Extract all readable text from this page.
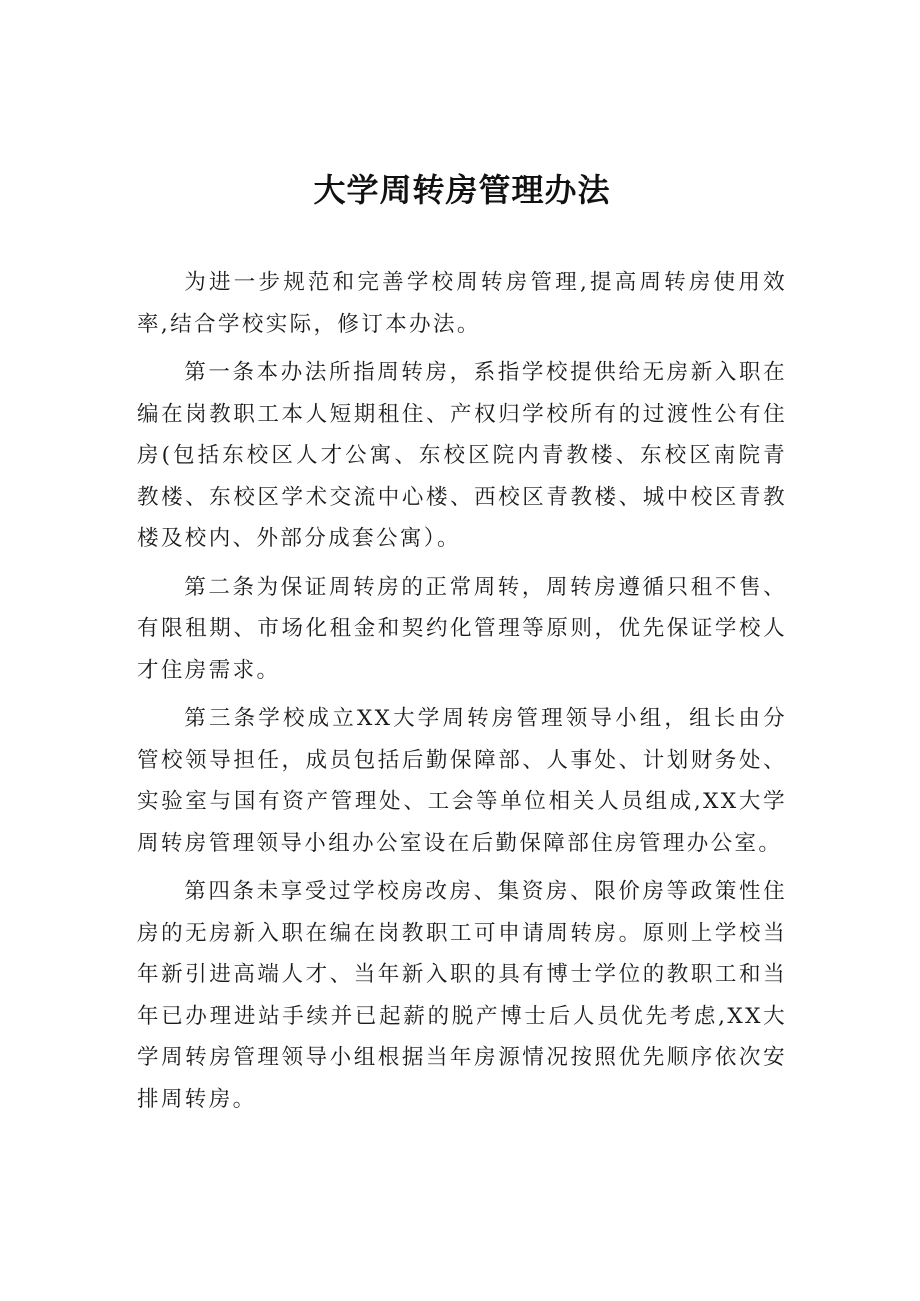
大学周转房管理办法

为进一步规范和完善学校周转房管理,提高周转房使用效率,结合学校实际，修订本办法。

第一条本办法所指周转房，系指学校提供给无房新入职在编在岗教职工本人短期租住、产权归学校所有的过渡性公有住房(包括东校区人才公寓、东校区院内青教楼、东校区南院青教楼、东校区学术交流中心楼、西校区青教楼、城中校区青教楼及校内、外部分成套公寓）。

第二条为保证周转房的正常周转，周转房遵循只租不售、有限租期、市场化租金和契约化管理等原则，优先保证学校人才住房需求。

第三条学校成立XX大学周转房管理领导小组，组长由分管校领导担任，成员包括后勤保障部、人事处、计划财务处、实验室与国有资产管理处、工会等单位相关人员组成,XX大学周转房管理领导小组办公室设在后勤保障部住房管理办公室。

第四条未享受过学校房改房、集资房、限价房等政策性住房的无房新入职在编在岗教职工可申请周转房。原则上学校当年新引进高端人才、当年新入职的具有博士学位的教职工和当年已办理进站手续并已起薪的脱产博士后人员优先考虑,XX大学周转房管理领导小组根据当年房源情况按照优先顺序依次安排周转房。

> **TASK PROMPT**
Copy the listing in full and without alteration, omitting every picture.

> **ANSWER TO THE EXERCISE**
Extract all readable text from this page.
大学周转房管理办法

为进一步规范和完善学校周转房管理,提高周转房使用效率,结合学校实际，修订本办法。

第一条本办法所指周转房，系指学校提供给无房新入职在编在岗教职工本人短期租住、产权归学校所有的过渡性公有住房(包括东校区人才公寓、东校区院内青教楼、东校区南院青教楼、东校区学术交流中心楼、西校区青教楼、城中校区青教楼及校内、外部分成套公寓）。

第二条为保证周转房的正常周转，周转房遵循只租不售、有限租期、市场化租金和契约化管理等原则，优先保证学校人才住房需求。

第三条学校成立XX大学周转房管理领导小组，组长由分管校领导担任，成员包括后勤保障部、人事处、计划财务处、实验室与国有资产管理处、工会等单位相关人员组成,XX大学周转房管理领导小组办公室设在后勤保障部住房管理办公室。

第四条未享受过学校房改房、集资房、限价房等政策性住房的无房新入职在编在岗教职工可申请周转房。原则上学校当年新引进高端人才、当年新入职的具有博士学位的教职工和当年已办理进站手续并已起薪的脱产博士后人员优先考虑,XX大学周转房管理领导小组根据当年房源情况按照优先顺序依次安排周转房。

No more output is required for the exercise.